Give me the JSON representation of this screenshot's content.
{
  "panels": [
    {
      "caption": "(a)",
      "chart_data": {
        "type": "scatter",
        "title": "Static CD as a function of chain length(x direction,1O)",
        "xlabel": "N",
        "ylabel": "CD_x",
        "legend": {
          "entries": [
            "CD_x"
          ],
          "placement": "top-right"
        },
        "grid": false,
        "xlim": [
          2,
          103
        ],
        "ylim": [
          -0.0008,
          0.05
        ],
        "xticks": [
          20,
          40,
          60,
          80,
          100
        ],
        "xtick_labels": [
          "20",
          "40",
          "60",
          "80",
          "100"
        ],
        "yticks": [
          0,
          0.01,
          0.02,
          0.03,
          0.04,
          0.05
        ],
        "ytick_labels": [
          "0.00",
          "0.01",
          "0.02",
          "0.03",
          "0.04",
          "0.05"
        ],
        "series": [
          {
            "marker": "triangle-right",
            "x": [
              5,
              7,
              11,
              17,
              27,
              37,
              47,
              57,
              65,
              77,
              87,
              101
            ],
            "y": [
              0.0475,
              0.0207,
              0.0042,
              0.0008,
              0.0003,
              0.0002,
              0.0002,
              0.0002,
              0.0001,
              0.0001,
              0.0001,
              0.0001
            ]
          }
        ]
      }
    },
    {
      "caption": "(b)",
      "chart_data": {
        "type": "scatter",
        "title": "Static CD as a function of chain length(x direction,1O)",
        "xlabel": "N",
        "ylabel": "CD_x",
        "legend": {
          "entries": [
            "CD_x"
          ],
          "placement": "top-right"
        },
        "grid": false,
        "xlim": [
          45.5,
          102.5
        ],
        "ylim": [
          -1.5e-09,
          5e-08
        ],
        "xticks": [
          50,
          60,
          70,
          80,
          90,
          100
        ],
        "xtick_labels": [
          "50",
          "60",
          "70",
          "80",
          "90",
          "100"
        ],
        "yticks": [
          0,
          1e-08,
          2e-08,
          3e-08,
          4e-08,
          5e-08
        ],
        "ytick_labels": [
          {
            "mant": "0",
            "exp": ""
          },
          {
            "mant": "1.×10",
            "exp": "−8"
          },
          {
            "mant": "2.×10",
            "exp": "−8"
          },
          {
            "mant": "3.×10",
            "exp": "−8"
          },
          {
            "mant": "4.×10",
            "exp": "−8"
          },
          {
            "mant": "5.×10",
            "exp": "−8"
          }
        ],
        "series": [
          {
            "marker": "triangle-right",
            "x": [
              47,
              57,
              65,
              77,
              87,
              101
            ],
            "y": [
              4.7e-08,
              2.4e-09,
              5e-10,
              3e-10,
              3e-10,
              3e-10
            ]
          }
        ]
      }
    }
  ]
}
--*--
* _TASK TO COMPLETE_
Recopy the entries above exactly, with every line included.

* _RESPONSE TO THIS EXERCISE_
Give me the JSON representation of this screenshot's content.
{
  "panels": [
    {
      "caption": "(a)",
      "chart_data": {
        "type": "scatter",
        "title": "Static CD as a function of chain length(x direction,1O)",
        "xlabel": "N",
        "ylabel": "CD_x",
        "legend": {
          "entries": [
            "CD_x"
          ],
          "placement": "top-right"
        },
        "grid": false,
        "xlim": [
          2,
          103
        ],
        "ylim": [
          -0.0008,
          0.05
        ],
        "xticks": [
          20,
          40,
          60,
          80,
          100
        ],
        "xtick_labels": [
          "20",
          "40",
          "60",
          "80",
          "100"
        ],
        "yticks": [
          0,
          0.01,
          0.02,
          0.03,
          0.04,
          0.05
        ],
        "ytick_labels": [
          "0.00",
          "0.01",
          "0.02",
          "0.03",
          "0.04",
          "0.05"
        ],
        "series": [
          {
            "marker": "triangle-right",
            "x": [
              5,
              7,
              11,
              17,
              27,
              37,
              47,
              57,
              65,
              77,
              87,
              101
            ],
            "y": [
              0.0475,
              0.0207,
              0.0042,
              0.0008,
              0.0003,
              0.0002,
              0.0002,
              0.0002,
              0.0001,
              0.0001,
              0.0001,
              0.0001
            ]
          }
        ]
      }
    },
    {
      "caption": "(b)",
      "chart_data": {
        "type": "scatter",
        "title": "Static CD as a function of chain length(x direction,1O)",
        "xlabel": "N",
        "ylabel": "CD_x",
        "legend": {
          "entries": [
            "CD_x"
          ],
          "placement": "top-right"
        },
        "grid": false,
        "xlim": [
          45.5,
          102.5
        ],
        "ylim": [
          -1.5e-09,
          5e-08
        ],
        "xticks": [
          50,
          60,
          70,
          80,
          90,
          100
        ],
        "xtick_labels": [
          "50",
          "60",
          "70",
          "80",
          "90",
          "100"
        ],
        "yticks": [
          0,
          1e-08,
          2e-08,
          3e-08,
          4e-08,
          5e-08
        ],
        "ytick_labels": [
          {
            "mant": "0",
            "exp": ""
          },
          {
            "mant": "1.×10",
            "exp": "−8"
          },
          {
            "mant": "2.×10",
            "exp": "−8"
          },
          {
            "mant": "3.×10",
            "exp": "−8"
          },
          {
            "mant": "4.×10",
            "exp": "−8"
          },
          {
            "mant": "5.×10",
            "exp": "−8"
          }
        ],
        "series": [
          {
            "marker": "triangle-right",
            "x": [
              47,
              57,
              65,
              77,
              87,
              101
            ],
            "y": [
              4.7e-08,
              2.4e-09,
              5e-10,
              3e-10,
              3e-10,
              3e-10
            ]
          }
        ]
      }
    }
  ]
}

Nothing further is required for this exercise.